— Document page entries with text —
■ ■ ■ ■ ■

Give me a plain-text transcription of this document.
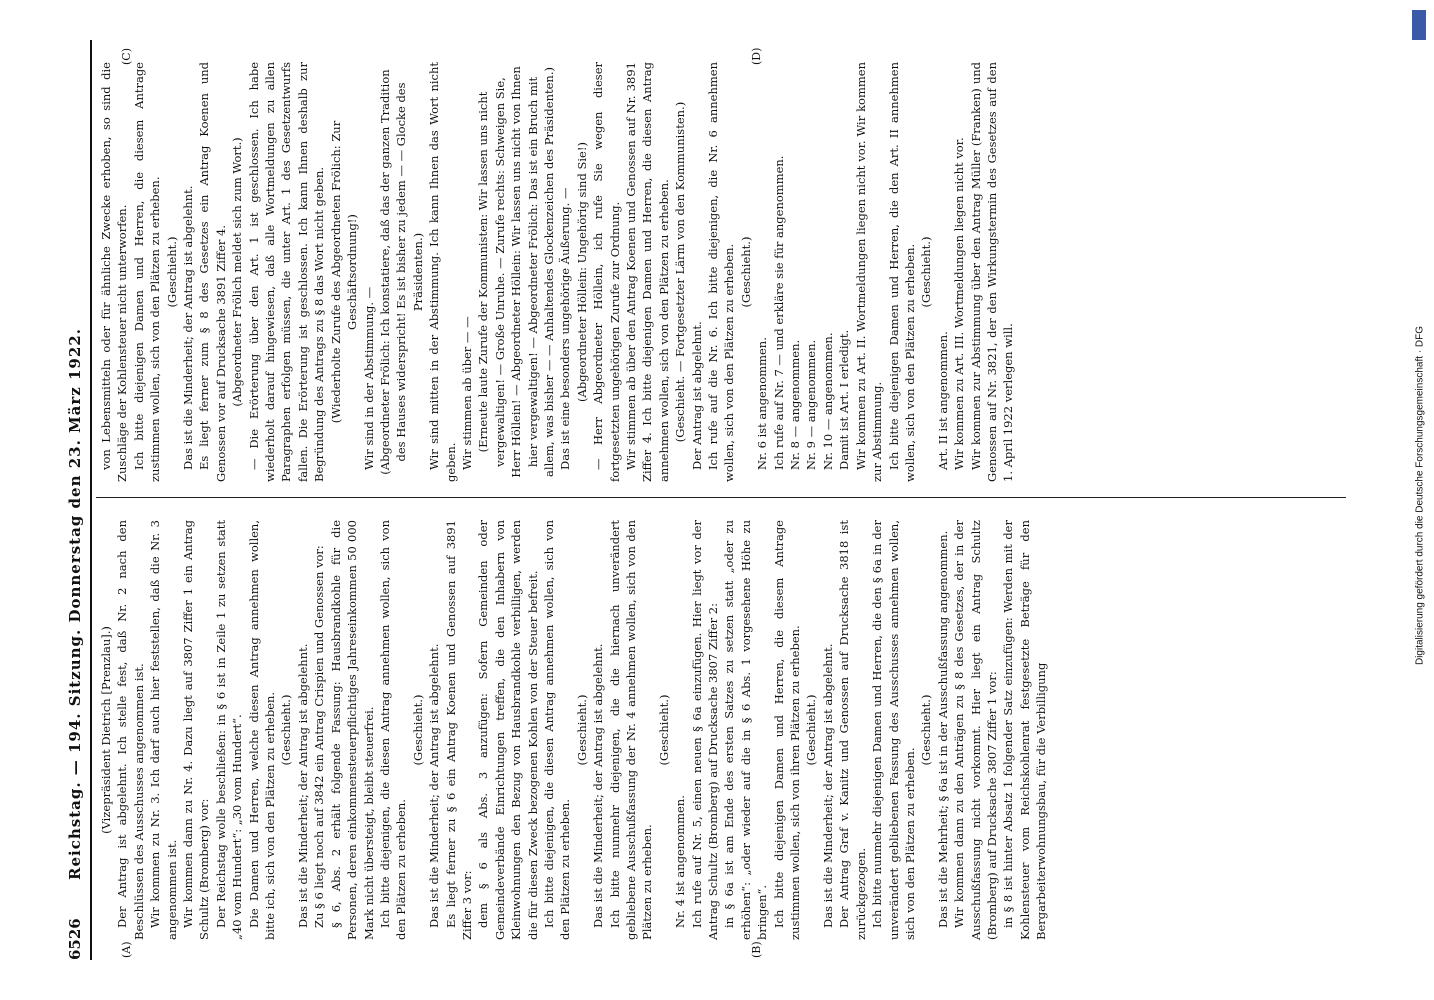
6526
Reichstag. — 194. Sitzung. Donnerstag den 23. März 1922.
(A)	(B)
(C)	(D)

(Vizepräsident Dietrich [Prenzlau].) Der Antrag ist abgelehnt. Ich stelle fest, daß Nr. 2 nach den Beschlüssen des Ausschusses angenommen ist. Wir kommen zu Nr. 3. Ich darf auch hier feststellen, daß die Nr. 3 angenommen ist. Wir kommen dann zu Nr. 4. Dazu liegt auf 3807 Ziffer 1 ein Antrag Schultz (Bromberg) vor: Der Reichstag wolle beschließen: in § 6 ist in Zeile 1 zu setzen statt „40 vom Hundert“: „30 vom Hundert“. Die Damen und Herren, welche diesen Antrag annehmen wollen, bitte ich, sich von den Plätzen zu erheben. (Geschieht.) Das ist die Minderheit; der Antrag ist abgelehnt. Zu § 6 liegt noch auf 3842 ein Antrag Crispien und Genossen vor: § 6, Abs. 2 erhält folgende Fassung: Hausbrandkohle für die Personen, deren einkommensteuerpflichtiges Jahreseinkommen 50 000 Mark nicht übersteigt, bleibt steuerfrei. Ich bitte diejenigen, die diesen Antrag annehmen wollen, sich von den Plätzen zu erheben.

(Geschieht.) Das ist die Minderheit; der Antrag ist abgelehnt. Es liegt ferner zu § 6 ein Antrag Koenen und Genossen auf 3891 Ziffer 3 vor: dem § 6 als Abs. 3 anzufügen: Sofern Gemeinden oder Gemeindeverbände Einrichtungen treffen, die den Inhabern von Kleinwohnungen den Bezug von Hausbrandkohle verbilligen, werden die für diesen Zweck bezogenen Kohlen von der Steuer befreit. Ich bitte diejenigen, die diesen Antrag annehmen wollen, sich von den Plätzen zu erheben.

(Geschieht.) Das ist die Minderheit; der Antrag ist abgelehnt. Ich bitte nunmehr diejenigen, die die hiernach unverändert gebliebene Ausschußfassung der Nr. 4 annehmen wollen, sich von den Plätzen zu erheben.

(Geschieht.)

Nr. 4 ist angenommen. Ich rufe auf Nr. 5, einen neuen § 6a einzufügen. Hier liegt vor der Antrag Schultz (Bromberg) auf Drucksache 3807 Ziffer 2: in § 6a ist am Ende des ersten Satzes zu setzen statt „oder zu erhöhen“: „oder wieder auf die in § 6 Abs. 1 vorgesehene Höhe zu bringen“. Ich bitte diejenigen Damen und Herren, die diesem Antrage zustimmen wollen, sich von ihren Plätzen zu erheben. (Geschieht.) Das ist die Minderheit; der Antrag ist abgelehnt. Der Antrag Graf v. Kanitz und Genossen auf Drucksache 3818 ist zurückgezogen. Ich bitte nunmehr diejenigen Damen und Herren, die den § 6a in der unverändert gebliebenen Fassung des Ausschusses annehmen wollen, sich von den Plätzen zu erheben.

(Geschieht.) Das ist die Mehrheit; § 6a ist in der Ausschußfassung angenommen. Wir kommen dann zu den Anträgen zu § 8 des Gesetzes, der in der Ausschußfassung nicht vorkommt. Hier liegt ein Antrag Schultz (Bromberg) auf Drucksache 3807 Ziffer 1 vor: in § 8 ist hinter Absatz 1 folgender Satz einzufügen: Werden mit der Kohlensteuer vom Reichskohlenrat festgesetzte Beträge für den Bergarbeiterwohnungsbau, für die Verbilligung

von Lebensmitteln oder für ähnliche Zwecke erhoben, so sind die Zuschläge der Kohlensteuer nicht unterworfen. Ich bitte diejenigen Damen und Herren, die diesem Antrage zustimmen wollen, sich von den Plätzen zu erheben. (Geschieht.) Das ist die Minderheit; der Antrag ist abgelehnt. Es liegt ferner zum § 8 des Gesetzes ein Antrag Koenen und Genossen vor auf Drucksache 3891 Ziffer 4. (Abgeordneter Frölich meldet sich zum Wort.) — Die Erörterung über den Art. 1 ist geschlossen. Ich habe wiederholt darauf hingewiesen, daß alle Wortmeldungen zu allen Paragraphen erfolgen müssen, die unter Art. 1 des Gesetzentwurfs fallen. Die Erörterung ist geschlossen. Ich kann Ihnen deshalb zur Begründung des Antrags zu § 8 das Wort nicht geben. (Wiederholte Zurufe des Abgeordneten Frölich: Zur Geschäftsordnung!)

Wir sind in der Abstimmung. — (Abgeordneter Frölich: Ich konstatiere, daß das der ganzen Tradition des Hauses widerspricht! Es ist bisher zu jedem — — Glocke des Präsidenten.) Wir sind mitten in der Abstimmung. Ich kann Ihnen das Wort nicht geben. Wir stimmen ab über — — (Erneute laute Zurufe der Kommunisten: Wir lassen uns nicht vergewaltigen! — Große Unruhe. — Zurufe rechts: Schweigen Sie, Herr Höllein! — Abgeordneter Höllein: Wir lassen uns nicht von Ihnen hier vergewaltigen! — Abgeordneter Frölich: Das ist ein Bruch mit allem, was bisher — — Anhaltendes Glockenzeichen des Präsidenten.) Das ist eine besonders ungehörige Äußerung. — (Abgeordneter Höllein: Ungehörig sind Sie!) — Herr Abgeordneter Höllein, ich rufe Sie wegen dieser fortgesetzten ungehörigen Zurufe zur Ordnung. Wir stimmen ab über den Antrag Koenen und Genossen auf Nr. 3891 Ziffer 4. Ich bitte diejenigen Damen und Herren, die diesen Antrag annehmen wollen, sich von den Plätzen zu erheben. (Geschieht. — Fortgesetzter Lärm von den Kommunisten.) Der Antrag ist abgelehnt. Ich rufe auf die Nr. 6. Ich bitte diejenigen, die Nr. 6 annehmen wollen, sich von den Plätzen zu erheben. (Geschieht.)

Nr. 6 ist angenommen. Ich rufe auf Nr. 7 — und erkläre sie für angenommen. Nr. 8 — angenommen. Nr. 9 — angenommen. Nr. 10 — angenommen. Damit ist Art. I erledigt. Wir kommen zu Art. II. Wortmeldungen liegen nicht vor. Wir kommen zur Abstimmung. Ich bitte diejenigen Damen und Herren, die den Art. II annehmen wollen, sich von den Plätzen zu erheben. (Geschieht.)

Art. II ist angenommen. Wir kommen zu Art. III. Wortmeldungen liegen nicht vor. Wir kommen zur Abstimmung über den Antrag Müller (Franken) und Genossen auf Nr. 3821, der den Wirkungstermin des Gesetzes auf den 1. April 1922 verlegen will.	Digitalisierung gefördert durch die Deutsche Forschungsgemeinschaft · DFG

■ ■ ■ ■ ■

The result should be a precise copy of all the entries, free of pictures.

Give me a plain-text transcription of this document.
6526
Reichstag. — 194. Sitzung. Donnerstag den 23. März 1922.
(A)	(B)
(C)	(D)

(Vizepräsident Dietrich [Prenzlau].) Der Antrag ist abgelehnt. Ich stelle fest, daß Nr. 2 nach den Beschlüssen des Ausschusses angenommen ist. Wir kommen zu Nr. 3. Ich darf auch hier feststellen, daß die Nr. 3 angenommen ist. Wir kommen dann zu Nr. 4. Dazu liegt auf 3807 Ziffer 1 ein Antrag Schultz (Bromberg) vor: Der Reichstag wolle beschließen: in § 6 ist in Zeile 1 zu setzen statt „40 vom Hundert“: „30 vom Hundert“. Die Damen und Herren, welche diesen Antrag annehmen wollen, bitte ich, sich von den Plätzen zu erheben. (Geschieht.) Das ist die Minderheit; der Antrag ist abgelehnt. Zu § 6 liegt noch auf 3842 ein Antrag Crispien und Genossen vor: § 6, Abs. 2 erhält folgende Fassung: Hausbrandkohle für die Personen, deren einkommensteuerpflichtiges Jahreseinkommen 50 000 Mark nicht übersteigt, bleibt steuerfrei. Ich bitte diejenigen, die diesen Antrag annehmen wollen, sich von den Plätzen zu erheben.

(Geschieht.) Das ist die Minderheit; der Antrag ist abgelehnt. Es liegt ferner zu § 6 ein Antrag Koenen und Genossen auf 3891 Ziffer 3 vor: dem § 6 als Abs. 3 anzufügen: Sofern Gemeinden oder Gemeindeverbände Einrichtungen treffen, die den Inhabern von Kleinwohnungen den Bezug von Hausbrandkohle verbilligen, werden die für diesen Zweck bezogenen Kohlen von der Steuer befreit. Ich bitte diejenigen, die diesen Antrag annehmen wollen, sich von den Plätzen zu erheben.

(Geschieht.) Das ist die Minderheit; der Antrag ist abgelehnt. Ich bitte nunmehr diejenigen, die die hiernach unverändert gebliebene Ausschußfassung der Nr. 4 annehmen wollen, sich von den Plätzen zu erheben.

(Geschieht.)

Nr. 4 ist angenommen. Ich rufe auf Nr. 5, einen neuen § 6a einzufügen. Hier liegt vor der Antrag Schultz (Bromberg) auf Drucksache 3807 Ziffer 2: in § 6a ist am Ende des ersten Satzes zu setzen statt „oder zu erhöhen“: „oder wieder auf die in § 6 Abs. 1 vorgesehene Höhe zu bringen“. Ich bitte diejenigen Damen und Herren, die diesem Antrage zustimmen wollen, sich von ihren Plätzen zu erheben. (Geschieht.) Das ist die Minderheit; der Antrag ist abgelehnt. Der Antrag Graf v. Kanitz und Genossen auf Drucksache 3818 ist zurückgezogen. Ich bitte nunmehr diejenigen Damen und Herren, die den § 6a in der unverändert gebliebenen Fassung des Ausschusses annehmen wollen, sich von den Plätzen zu erheben.

(Geschieht.) Das ist die Mehrheit; § 6a ist in der Ausschußfassung angenommen. Wir kommen dann zu den Anträgen zu § 8 des Gesetzes, der in der Ausschußfassung nicht vorkommt. Hier liegt ein Antrag Schultz (Bromberg) auf Drucksache 3807 Ziffer 1 vor: in § 8 ist hinter Absatz 1 folgender Satz einzufügen: Werden mit der Kohlensteuer vom Reichskohlenrat festgesetzte Beträge für den Bergarbeiterwohnungsbau, für die Verbilligung

von Lebensmitteln oder für ähnliche Zwecke erhoben, so sind die Zuschläge der Kohlensteuer nicht unterworfen. Ich bitte diejenigen Damen und Herren, die diesem Antrage zustimmen wollen, sich von den Plätzen zu erheben. (Geschieht.) Das ist die Minderheit; der Antrag ist abgelehnt. Es liegt ferner zum § 8 des Gesetzes ein Antrag Koenen und Genossen vor auf Drucksache 3891 Ziffer 4. (Abgeordneter Frölich meldet sich zum Wort.) — Die Erörterung über den Art. 1 ist geschlossen. Ich habe wiederholt darauf hingewiesen, daß alle Wortmeldungen zu allen Paragraphen erfolgen müssen, die unter Art. 1 des Gesetzentwurfs fallen. Die Erörterung ist geschlossen. Ich kann Ihnen deshalb zur Begründung des Antrags zu § 8 das Wort nicht geben. (Wiederholte Zurufe des Abgeordneten Frölich: Zur Geschäftsordnung!)

Wir sind in der Abstimmung. — (Abgeordneter Frölich: Ich konstatiere, daß das der ganzen Tradition des Hauses widerspricht! Es ist bisher zu jedem — — Glocke des Präsidenten.) Wir sind mitten in der Abstimmung. Ich kann Ihnen das Wort nicht geben. Wir stimmen ab über — — (Erneute laute Zurufe der Kommunisten: Wir lassen uns nicht vergewaltigen! — Große Unruhe. — Zurufe rechts: Schweigen Sie, Herr Höllein! — Abgeordneter Höllein: Wir lassen uns nicht von Ihnen hier vergewaltigen! — Abgeordneter Frölich: Das ist ein Bruch mit allem, was bisher — — Anhaltendes Glockenzeichen des Präsidenten.) Das ist eine besonders ungehörige Äußerung. — (Abgeordneter Höllein: Ungehörig sind Sie!) — Herr Abgeordneter Höllein, ich rufe Sie wegen dieser fortgesetzten ungehörigen Zurufe zur Ordnung. Wir stimmen ab über den Antrag Koenen und Genossen auf Nr. 3891 Ziffer 4. Ich bitte diejenigen Damen und Herren, die diesen Antrag annehmen wollen, sich von den Plätzen zu erheben. (Geschieht. — Fortgesetzter Lärm von den Kommunisten.) Der Antrag ist abgelehnt. Ich rufe auf die Nr. 6. Ich bitte diejenigen, die Nr. 6 annehmen wollen, sich von den Plätzen zu erheben. (Geschieht.)

Nr. 6 ist angenommen. Ich rufe auf Nr. 7 — und erkläre sie für angenommen. Nr. 8 — angenommen. Nr. 9 — angenommen. Nr. 10 — angenommen. Damit ist Art. I erledigt. Wir kommen zu Art. II. Wortmeldungen liegen nicht vor. Wir kommen zur Abstimmung. Ich bitte diejenigen Damen und Herren, die den Art. II annehmen wollen, sich von den Plätzen zu erheben. (Geschieht.)

Art. II ist angenommen. Wir kommen zu Art. III. Wortmeldungen liegen nicht vor. Wir kommen zur Abstimmung über den Antrag Müller (Franken) und Genossen auf Nr. 3821, der den Wirkungstermin des Gesetzes auf den 1. April 1922 verlegen will.	Digitalisierung gefördert durch die Deutsche Forschungsgemeinschaft · DFG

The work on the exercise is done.